Problem details:
Among the entries below, reproduce verbatim the stretch from the line containing "fringe-blob: [130, 229, 144, 247]" through the line containing "fringe-blob: [406, 297, 420, 317]", including both of those lines.

Task inputs:
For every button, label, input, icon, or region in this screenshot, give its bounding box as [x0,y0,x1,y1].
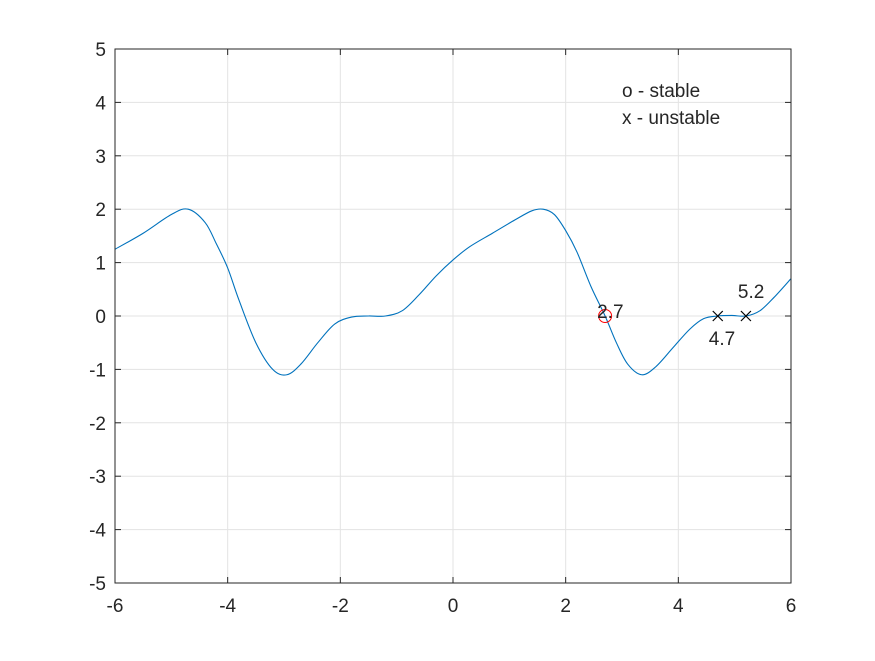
y-tick-label: 5 [95,40,106,61]
annotation-text: o - stable [622,81,700,102]
x-tick-label: -6 [107,596,124,617]
y-tick-label: -4 [89,521,106,542]
x-tick-label: 0 [448,596,459,617]
annotations: o - stable x - unstable [622,81,720,129]
x-tick-label: 2 [560,596,571,617]
marker-stroke [740,310,752,322]
y-tick-label: 3 [95,147,106,168]
marker-label: 4.7 [709,329,735,350]
annotation-text: x - unstable [622,108,720,129]
marker-label: 2.7 [597,302,623,323]
marker-label: 5.2 [738,282,764,303]
y-tick-label: 1 [95,254,106,275]
unstable-point-marker [740,310,752,322]
axes: -6 -4 -2 0 2 4 6 5 4 3 2 1 0 -1 -2 -3 -4 -5 [89,40,796,617]
y-tick-label: -5 [89,574,106,595]
x-tick-label: -4 [219,596,236,617]
y-tick-label: 0 [95,307,106,328]
y-tick-label: 4 [95,93,106,114]
axes-box [114,48,792,584]
series-layer [114,208,792,376]
y-tick-label: -1 [89,360,106,381]
series-line [114,208,792,376]
y-tick-label: -3 [89,467,106,488]
x-tick-label: 4 [673,596,684,617]
marker-layer: 2.7 4.7 5.2 [597,282,764,350]
marker-stroke [712,310,724,322]
x-tick-label: 6 [786,596,797,617]
y-tick-label: -2 [89,414,106,435]
unstable-point-marker [712,310,724,322]
stable-point-marker [598,309,613,323]
grid [114,48,792,584]
x-tick-label: -2 [332,596,349,617]
y-tick-label: 2 [95,200,106,221]
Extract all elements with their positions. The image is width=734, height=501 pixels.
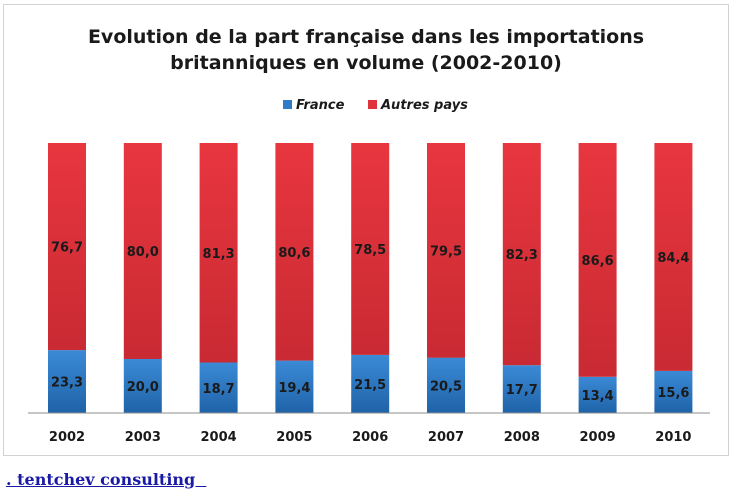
- chart-frame: Evolution de la part française dans les …: [3, 4, 729, 456]
- bar-france-2008: [502, 365, 541, 413]
- bar-autres-pays-2010: [654, 143, 693, 371]
- bar-france-2004: [199, 362, 238, 413]
- legend-label-france: France: [296, 98, 345, 113]
- value-label-france-2006: 21,5: [354, 378, 386, 393]
- chart-title-line-1: Evolution de la part française dans les …: [88, 26, 644, 48]
- x-tick-label-2010: 2010: [655, 430, 691, 445]
- x-tick-label-2007: 2007: [428, 430, 464, 445]
- value-label-autres-pays-2010: 84,4: [657, 251, 689, 266]
- value-label-france-2002: 23,3: [51, 376, 83, 391]
- value-label-france-2008: 17,7: [506, 383, 538, 398]
- value-label-france-2005: 19,4: [278, 381, 310, 396]
- bar-autres-pays-2004: [199, 143, 238, 363]
- bar-france-2005: [275, 360, 314, 413]
- value-labels-group: 23,3 76,7 20,0 80,0 18,7 81,3 19,4 80,6 21,5 78,5…: [51, 241, 689, 404]
- x-tick-label-2006: 2006: [352, 430, 388, 445]
- bar-france-2010: [654, 370, 693, 413]
- legend-label-autres-pays: Autres pays: [380, 98, 468, 113]
- value-label-france-2007: 20,5: [430, 379, 462, 394]
- value-label-france-2009: 13,4: [582, 389, 614, 404]
- x-tick-label-2003: 2003: [125, 430, 161, 445]
- bar-france-2002: [48, 350, 86, 413]
- bar-autres-pays-2007: [427, 143, 465, 358]
- bar-france-2006: [351, 354, 390, 413]
- legend-swatch-autres-pays: [368, 100, 377, 109]
- bar-autres-pays-2005: [275, 143, 314, 361]
- value-label-autres-pays-2003: 80,0: [127, 245, 159, 260]
- value-label-autres-pays-2004: 81,3: [203, 247, 235, 262]
- chart-title-line-2: britanniques en volume (2002-2010): [170, 52, 562, 74]
- bar-autres-pays-2008: [502, 143, 541, 366]
- value-label-autres-pays-2006: 78,5: [354, 243, 386, 258]
- x-tick-label-2004: 2004: [201, 430, 237, 445]
- bar-france-2009: [578, 376, 617, 413]
- bar-autres-pays-2003: [123, 143, 162, 359]
- value-label-autres-pays-2007: 79,5: [430, 244, 462, 259]
- x-tick-label-2008: 2008: [504, 430, 540, 445]
- value-label-autres-pays-2008: 82,3: [506, 248, 538, 263]
- bars-group: [48, 143, 693, 413]
- value-label-france-2004: 18,7: [203, 382, 235, 397]
- x-tick-label-2009: 2009: [580, 430, 616, 445]
- bar-autres-pays-2002: [48, 143, 86, 351]
- x-tick-label-2005: 2005: [276, 430, 312, 445]
- value-label-france-2010: 15,6: [657, 386, 689, 401]
- value-label-france-2003: 20,0: [127, 380, 159, 395]
- x-tick-label-2002: 2002: [49, 430, 85, 445]
- bar-autres-pays-2009: [578, 143, 617, 377]
- legend-swatch-france: [283, 100, 292, 109]
- bar-france-2003: [123, 359, 162, 413]
- bar-autres-pays-2006: [351, 143, 390, 355]
- x-tick-labels-group: 2002 2003 2004 2005 2006 2007 2008 2009 2010: [49, 430, 692, 445]
- value-label-autres-pays-2002: 76,7: [51, 241, 83, 256]
- bar-france-2007: [427, 357, 465, 413]
- chart-svg: Evolution de la part française dans les …: [28, 26, 710, 445]
- value-label-autres-pays-2005: 80,6: [278, 246, 310, 261]
- value-label-autres-pays-2009: 86,6: [582, 254, 614, 269]
- footer-link-tentchev-consulting[interactable]: . tentchev consulting: [6, 470, 207, 489]
- legend: France Autres pays: [283, 98, 468, 113]
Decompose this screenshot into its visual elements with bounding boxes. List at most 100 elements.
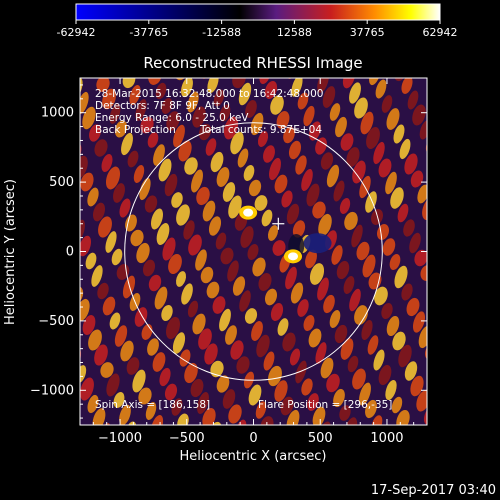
fringe-blob: [130, 229, 144, 247]
fringe-blob: [440, 180, 458, 200]
footer-timestamp: 17-Sep-2017 03:40: [371, 483, 496, 498]
fringe-blob: [331, 245, 343, 265]
fringe-blob: [315, 342, 327, 364]
fringe-blob: [40, 350, 58, 375]
fringe-blob: [373, 141, 385, 165]
fringe-blob: [80, 219, 85, 243]
fringe-blob: [119, 404, 131, 425]
fringe-blob: [488, 92, 500, 115]
fringe-blob: [406, 297, 420, 317]
bright-sources: [239, 205, 303, 264]
fringe-blob: [352, 160, 366, 184]
fringe-blob: [274, 380, 288, 402]
fringe-blob: [263, 351, 275, 371]
fringe-blob: [215, 232, 227, 250]
x-axis-label: Heliocentric X (arcsec): [180, 449, 327, 464]
fringe-blob: [259, 78, 271, 85]
fringe-blob: [267, 225, 279, 241]
fringe-blob: [148, 78, 162, 85]
colorbar-strip: [75, 3, 441, 21]
annotation-energy-range: Energy Range: 6.0 - 25.0 keV: [95, 112, 249, 124]
fringe-blob: [390, 187, 404, 209]
fringe-blob: [35, 130, 51, 153]
fringe-blob: [89, 124, 101, 142]
y-tick-label: −1000: [30, 383, 74, 398]
fringe-blob: [248, 179, 262, 197]
fringe-blob: [15, 357, 31, 377]
x-tick-label: −1000: [98, 431, 142, 446]
fringe-blob: [191, 169, 203, 193]
fringe-blob: [248, 384, 262, 406]
fringe-blob: [430, 150, 445, 170]
y-tick-label: 0: [66, 245, 74, 260]
fringe-blob: [305, 249, 317, 269]
fringe-blob: [291, 424, 308, 447]
fringe-blob: [228, 195, 242, 219]
fringe-blob: [346, 147, 360, 167]
fringe-blob: [291, 78, 303, 97]
fringe-blob: [135, 99, 147, 121]
colorbar-tick-label: -62942: [57, 26, 96, 39]
plot-area: [0, 12, 500, 476]
x-tick-label: 500: [308, 431, 333, 446]
fringe-blob: [168, 253, 182, 275]
fringe-blob: [187, 300, 199, 318]
fringe-blob: [138, 387, 152, 405]
fringe-blob: [94, 139, 108, 157]
fringe-blob: [416, 390, 427, 412]
colorbar-ticks: [75, 20, 441, 24]
fringe-blob: [412, 311, 426, 333]
fringe-blob: [0, 440, 9, 461]
fringe-blob: [222, 389, 236, 409]
fringe-blob: [106, 373, 120, 397]
fringe-blob: [465, 32, 481, 53]
fringe-blob: [16, 84, 33, 108]
fringe-blob: [257, 131, 269, 147]
fringe-blob: [0, 389, 17, 414]
fringe-blob: [401, 283, 413, 301]
fringe-blob: [281, 190, 293, 208]
fringe-blob: [10, 135, 25, 154]
fringe-blob: [276, 111, 290, 129]
fringe-blob: [317, 277, 329, 301]
fringe-blob: [35, 337, 51, 358]
fringe-blob: [0, 453, 16, 476]
fringe-blob: [412, 104, 426, 126]
fringe-blob: [200, 266, 214, 284]
fringe-blob: [122, 78, 136, 89]
fringe-blob: [222, 182, 236, 202]
fringe-blob: [126, 357, 140, 375]
fringe-blob: [306, 183, 320, 207]
fringe-blob: [268, 365, 282, 387]
fringe-blob: [219, 308, 231, 332]
fringe-blob: [61, 125, 77, 150]
fringe-blob: [250, 112, 264, 136]
fringe-blob: [51, 240, 67, 260]
fringe-blob: [457, 287, 473, 311]
fringe-blob: [417, 184, 427, 204]
fringe-blob: [455, 145, 472, 167]
fringe-blob: [235, 419, 247, 425]
fringe-blob: [485, 12, 500, 35]
fringe-blob: [320, 152, 334, 170]
fringe-blob: [91, 265, 103, 287]
fringe-blob: [244, 308, 258, 324]
fringe-blob: [177, 413, 189, 425]
fringe-blob: [431, 85, 447, 108]
fringe-blob: [239, 290, 251, 312]
fringe-blob: [64, 270, 78, 289]
bright-source-core: [288, 252, 299, 261]
fringe-blob: [173, 124, 185, 148]
fringe-blob: [175, 271, 187, 287]
fringe-blob: [122, 275, 136, 299]
fringe-blob: [205, 138, 217, 156]
fringe-blob: [152, 352, 166, 372]
fringe-blob: [361, 319, 373, 341]
fringe-blob: [458, 17, 475, 39]
fringe-blob: [436, 98, 455, 124]
fringe-blob: [307, 393, 319, 411]
fringe-blob: [178, 140, 192, 162]
fringe-blob: [492, 170, 500, 193]
fringe-blob: [283, 126, 295, 144]
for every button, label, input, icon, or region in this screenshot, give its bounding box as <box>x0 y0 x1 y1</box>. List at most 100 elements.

Exercise solution:
fringe-blob: [130, 229, 144, 247]
fringe-blob: [440, 180, 458, 200]
footer-timestamp: 17-Sep-2017 03:40: [371, 483, 496, 498]
fringe-blob: [331, 245, 343, 265]
fringe-blob: [315, 342, 327, 364]
fringe-blob: [40, 350, 58, 375]
fringe-blob: [373, 141, 385, 165]
fringe-blob: [80, 219, 85, 243]
fringe-blob: [119, 404, 131, 425]
fringe-blob: [488, 92, 500, 115]
fringe-blob: [406, 297, 420, 317]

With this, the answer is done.